- MATERIAL SHOWN
>>>>>

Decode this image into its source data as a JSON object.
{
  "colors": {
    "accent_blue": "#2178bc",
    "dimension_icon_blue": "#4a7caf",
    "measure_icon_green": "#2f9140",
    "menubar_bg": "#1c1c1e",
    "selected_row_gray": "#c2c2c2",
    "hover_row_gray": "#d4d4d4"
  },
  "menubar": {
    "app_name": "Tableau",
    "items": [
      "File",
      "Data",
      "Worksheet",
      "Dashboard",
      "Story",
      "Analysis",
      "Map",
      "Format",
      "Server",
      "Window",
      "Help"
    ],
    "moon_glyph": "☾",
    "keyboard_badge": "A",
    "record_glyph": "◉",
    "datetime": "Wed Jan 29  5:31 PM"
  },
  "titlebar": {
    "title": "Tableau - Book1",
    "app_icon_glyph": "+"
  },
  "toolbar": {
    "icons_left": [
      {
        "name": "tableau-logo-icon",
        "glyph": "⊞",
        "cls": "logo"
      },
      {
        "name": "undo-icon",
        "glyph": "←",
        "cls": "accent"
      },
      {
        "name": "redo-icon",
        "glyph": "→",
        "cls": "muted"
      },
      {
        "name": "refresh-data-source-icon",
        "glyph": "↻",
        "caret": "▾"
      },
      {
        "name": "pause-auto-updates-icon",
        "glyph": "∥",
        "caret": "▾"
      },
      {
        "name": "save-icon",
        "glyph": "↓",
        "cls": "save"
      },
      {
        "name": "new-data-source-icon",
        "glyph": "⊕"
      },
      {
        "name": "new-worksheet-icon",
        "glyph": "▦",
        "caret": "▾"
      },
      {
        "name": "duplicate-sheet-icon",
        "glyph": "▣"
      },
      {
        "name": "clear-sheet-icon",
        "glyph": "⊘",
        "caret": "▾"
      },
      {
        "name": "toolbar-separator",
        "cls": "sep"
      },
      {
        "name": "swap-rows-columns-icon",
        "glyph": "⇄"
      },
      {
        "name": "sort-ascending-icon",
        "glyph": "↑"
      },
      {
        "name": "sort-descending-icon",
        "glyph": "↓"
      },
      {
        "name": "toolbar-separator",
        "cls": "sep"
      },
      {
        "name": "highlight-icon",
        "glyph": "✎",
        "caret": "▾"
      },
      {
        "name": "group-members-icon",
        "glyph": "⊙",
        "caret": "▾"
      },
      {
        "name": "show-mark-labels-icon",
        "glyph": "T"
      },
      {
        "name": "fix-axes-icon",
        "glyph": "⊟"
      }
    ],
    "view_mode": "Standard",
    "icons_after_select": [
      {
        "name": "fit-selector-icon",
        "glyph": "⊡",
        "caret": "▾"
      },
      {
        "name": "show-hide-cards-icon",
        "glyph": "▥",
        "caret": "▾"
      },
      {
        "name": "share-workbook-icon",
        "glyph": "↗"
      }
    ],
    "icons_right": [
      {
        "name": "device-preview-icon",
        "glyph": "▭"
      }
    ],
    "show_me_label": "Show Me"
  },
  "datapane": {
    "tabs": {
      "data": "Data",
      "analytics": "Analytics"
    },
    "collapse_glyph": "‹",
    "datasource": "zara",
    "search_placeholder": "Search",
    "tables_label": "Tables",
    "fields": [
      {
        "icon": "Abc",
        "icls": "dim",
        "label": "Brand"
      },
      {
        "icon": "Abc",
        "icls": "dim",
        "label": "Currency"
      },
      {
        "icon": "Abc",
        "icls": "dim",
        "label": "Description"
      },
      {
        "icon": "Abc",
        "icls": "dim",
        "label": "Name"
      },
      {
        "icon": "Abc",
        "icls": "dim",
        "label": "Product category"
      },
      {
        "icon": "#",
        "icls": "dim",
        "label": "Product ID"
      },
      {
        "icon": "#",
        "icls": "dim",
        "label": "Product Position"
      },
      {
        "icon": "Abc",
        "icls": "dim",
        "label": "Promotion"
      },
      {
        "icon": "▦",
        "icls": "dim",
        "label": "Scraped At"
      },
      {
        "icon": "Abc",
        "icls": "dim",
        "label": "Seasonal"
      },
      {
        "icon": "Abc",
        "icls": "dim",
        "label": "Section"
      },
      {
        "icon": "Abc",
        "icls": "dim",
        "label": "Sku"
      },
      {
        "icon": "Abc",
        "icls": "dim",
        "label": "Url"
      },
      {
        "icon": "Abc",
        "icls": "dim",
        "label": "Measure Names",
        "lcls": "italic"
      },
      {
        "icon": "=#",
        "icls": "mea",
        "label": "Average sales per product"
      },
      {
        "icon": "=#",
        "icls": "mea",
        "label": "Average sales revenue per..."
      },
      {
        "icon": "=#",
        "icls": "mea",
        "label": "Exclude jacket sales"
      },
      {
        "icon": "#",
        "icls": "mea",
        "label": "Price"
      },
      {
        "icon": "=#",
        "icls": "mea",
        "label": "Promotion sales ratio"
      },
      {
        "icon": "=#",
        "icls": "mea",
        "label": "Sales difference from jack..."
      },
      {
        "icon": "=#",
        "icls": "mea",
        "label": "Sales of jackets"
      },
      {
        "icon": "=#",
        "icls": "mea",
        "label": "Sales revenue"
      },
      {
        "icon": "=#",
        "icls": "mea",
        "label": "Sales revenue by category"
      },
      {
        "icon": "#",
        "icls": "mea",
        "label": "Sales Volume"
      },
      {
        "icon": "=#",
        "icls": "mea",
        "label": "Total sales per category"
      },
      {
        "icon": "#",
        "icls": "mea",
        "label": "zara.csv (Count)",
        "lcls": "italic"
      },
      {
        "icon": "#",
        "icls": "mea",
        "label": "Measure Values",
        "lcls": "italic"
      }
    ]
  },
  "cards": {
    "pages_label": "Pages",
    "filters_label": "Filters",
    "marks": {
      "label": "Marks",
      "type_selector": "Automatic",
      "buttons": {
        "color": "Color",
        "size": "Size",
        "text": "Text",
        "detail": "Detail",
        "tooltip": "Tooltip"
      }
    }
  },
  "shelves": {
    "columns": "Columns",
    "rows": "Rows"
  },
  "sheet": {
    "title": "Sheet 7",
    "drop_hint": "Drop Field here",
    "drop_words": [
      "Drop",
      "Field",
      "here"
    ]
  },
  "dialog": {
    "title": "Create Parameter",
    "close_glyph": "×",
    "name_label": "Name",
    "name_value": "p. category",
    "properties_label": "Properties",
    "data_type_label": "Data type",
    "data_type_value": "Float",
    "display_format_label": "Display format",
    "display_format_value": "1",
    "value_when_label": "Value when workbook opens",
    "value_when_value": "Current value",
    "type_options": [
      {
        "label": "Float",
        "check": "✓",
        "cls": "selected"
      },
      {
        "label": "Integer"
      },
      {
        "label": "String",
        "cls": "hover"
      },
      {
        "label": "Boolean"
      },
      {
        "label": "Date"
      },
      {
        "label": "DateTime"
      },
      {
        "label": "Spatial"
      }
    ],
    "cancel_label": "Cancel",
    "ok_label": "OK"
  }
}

<<<<<

Would you copy out each line exactly as written?

- SOLUTION FOR THIS EXERCISE
Decode this image into its source data as a JSON object.
{
  "colors": {
    "accent_blue": "#2178bc",
    "dimension_icon_blue": "#4a7caf",
    "measure_icon_green": "#2f9140",
    "menubar_bg": "#1c1c1e",
    "selected_row_gray": "#c2c2c2",
    "hover_row_gray": "#d4d4d4"
  },
  "menubar": {
    "app_name": "Tableau",
    "items": [
      "File",
      "Data",
      "Worksheet",
      "Dashboard",
      "Story",
      "Analysis",
      "Map",
      "Format",
      "Server",
      "Window",
      "Help"
    ],
    "moon_glyph": "☾",
    "keyboard_badge": "A",
    "record_glyph": "◉",
    "datetime": "Wed Jan 29  5:31 PM"
  },
  "titlebar": {
    "title": "Tableau - Book1",
    "app_icon_glyph": "+"
  },
  "toolbar": {
    "icons_left": [
      {
        "name": "tableau-logo-icon",
        "glyph": "⊞",
        "cls": "logo"
      },
      {
        "name": "undo-icon",
        "glyph": "←",
        "cls": "accent"
      },
      {
        "name": "redo-icon",
        "glyph": "→",
        "cls": "muted"
      },
      {
        "name": "refresh-data-source-icon",
        "glyph": "↻",
        "caret": "▾"
      },
      {
        "name": "pause-auto-updates-icon",
        "glyph": "∥",
        "caret": "▾"
      },
      {
        "name": "save-icon",
        "glyph": "↓",
        "cls": "save"
      },
      {
        "name": "new-data-source-icon",
        "glyph": "⊕"
      },
      {
        "name": "new-worksheet-icon",
        "glyph": "▦",
        "caret": "▾"
      },
      {
        "name": "duplicate-sheet-icon",
        "glyph": "▣"
      },
      {
        "name": "clear-sheet-icon",
        "glyph": "⊘",
        "caret": "▾"
      },
      {
        "name": "toolbar-separator",
        "cls": "sep"
      },
      {
        "name": "swap-rows-columns-icon",
        "glyph": "⇄"
      },
      {
        "name": "sort-ascending-icon",
        "glyph": "↑"
      },
      {
        "name": "sort-descending-icon",
        "glyph": "↓"
      },
      {
        "name": "toolbar-separator",
        "cls": "sep"
      },
      {
        "name": "highlight-icon",
        "glyph": "✎",
        "caret": "▾"
      },
      {
        "name": "group-members-icon",
        "glyph": "⊙",
        "caret": "▾"
      },
      {
        "name": "show-mark-labels-icon",
        "glyph": "T"
      },
      {
        "name": "fix-axes-icon",
        "glyph": "⊟"
      }
    ],
    "view_mode": "Standard",
    "icons_after_select": [
      {
        "name": "fit-selector-icon",
        "glyph": "⊡",
        "caret": "▾"
      },
      {
        "name": "show-hide-cards-icon",
        "glyph": "▥",
        "caret": "▾"
      },
      {
        "name": "share-workbook-icon",
        "glyph": "↗"
      }
    ],
    "icons_right": [
      {
        "name": "device-preview-icon",
        "glyph": "▭"
      }
    ],
    "show_me_label": "Show Me"
  },
  "datapane": {
    "tabs": {
      "data": "Data",
      "analytics": "Analytics"
    },
    "collapse_glyph": "‹",
    "datasource": "zara",
    "search_placeholder": "Search",
    "tables_label": "Tables",
    "fields": [
      {
        "icon": "Abc",
        "icls": "dim",
        "label": "Brand"
      },
      {
        "icon": "Abc",
        "icls": "dim",
        "label": "Currency"
      },
      {
        "icon": "Abc",
        "icls": "dim",
        "label": "Description"
      },
      {
        "icon": "Abc",
        "icls": "dim",
        "label": "Name"
      },
      {
        "icon": "Abc",
        "icls": "dim",
        "label": "Product category"
      },
      {
        "icon": "#",
        "icls": "dim",
        "label": "Product ID"
      },
      {
        "icon": "#",
        "icls": "dim",
        "label": "Product Position"
      },
      {
        "icon": "Abc",
        "icls": "dim",
        "label": "Promotion"
      },
      {
        "icon": "▦",
        "icls": "dim",
        "label": "Scraped At"
      },
      {
        "icon": "Abc",
        "icls": "dim",
        "label": "Seasonal"
      },
      {
        "icon": "Abc",
        "icls": "dim",
        "label": "Section"
      },
      {
        "icon": "Abc",
        "icls": "dim",
        "label": "Sku"
      },
      {
        "icon": "Abc",
        "icls": "dim",
        "label": "Url"
      },
      {
        "icon": "Abc",
        "icls": "dim",
        "label": "Measure Names",
        "lcls": "italic"
      },
      {
        "icon": "=#",
        "icls": "mea",
        "label": "Average sales per product"
      },
      {
        "icon": "=#",
        "icls": "mea",
        "label": "Average sales revenue per..."
      },
      {
        "icon": "=#",
        "icls": "mea",
        "label": "Exclude jacket sales"
      },
      {
        "icon": "#",
        "icls": "mea",
        "label": "Price"
      },
      {
        "icon": "=#",
        "icls": "mea",
        "label": "Promotion sales ratio"
      },
      {
        "icon": "=#",
        "icls": "mea",
        "label": "Sales difference from jack..."
      },
      {
        "icon": "=#",
        "icls": "mea",
        "label": "Sales of jackets"
      },
      {
        "icon": "=#",
        "icls": "mea",
        "label": "Sales revenue"
      },
      {
        "icon": "=#",
        "icls": "mea",
        "label": "Sales revenue by category"
      },
      {
        "icon": "#",
        "icls": "mea",
        "label": "Sales Volume"
      },
      {
        "icon": "=#",
        "icls": "mea",
        "label": "Total sales per category"
      },
      {
        "icon": "#",
        "icls": "mea",
        "label": "zara.csv (Count)",
        "lcls": "italic"
      },
      {
        "icon": "#",
        "icls": "mea",
        "label": "Measure Values",
        "lcls": "italic"
      }
    ]
  },
  "cards": {
    "pages_label": "Pages",
    "filters_label": "Filters",
    "marks": {
      "label": "Marks",
      "type_selector": "Automatic",
      "buttons": {
        "color": "Color",
        "size": "Size",
        "text": "Text",
        "detail": "Detail",
        "tooltip": "Tooltip"
      }
    }
  },
  "shelves": {
    "columns": "Columns",
    "rows": "Rows"
  },
  "sheet": {
    "title": "Sheet 7",
    "drop_hint": "Drop Field here",
    "drop_words": [
      "Drop",
      "Field",
      "here"
    ]
  },
  "dialog": {
    "title": "Create Parameter",
    "close_glyph": "×",
    "name_label": "Name",
    "name_value": "p. category",
    "properties_label": "Properties",
    "data_type_label": "Data type",
    "data_type_value": "Float",
    "display_format_label": "Display format",
    "display_format_value": "1",
    "value_when_label": "Value when workbook opens",
    "value_when_value": "Current value",
    "type_options": [
      {
        "label": "Float",
        "check": "✓",
        "cls": "selected"
      },
      {
        "label": "Integer"
      },
      {
        "label": "String",
        "cls": "hover"
      },
      {
        "label": "Boolean"
      },
      {
        "label": "Date"
      },
      {
        "label": "DateTime"
      },
      {
        "label": "Spatial"
      }
    ],
    "cancel_label": "Cancel",
    "ok_label": "OK"
  }
}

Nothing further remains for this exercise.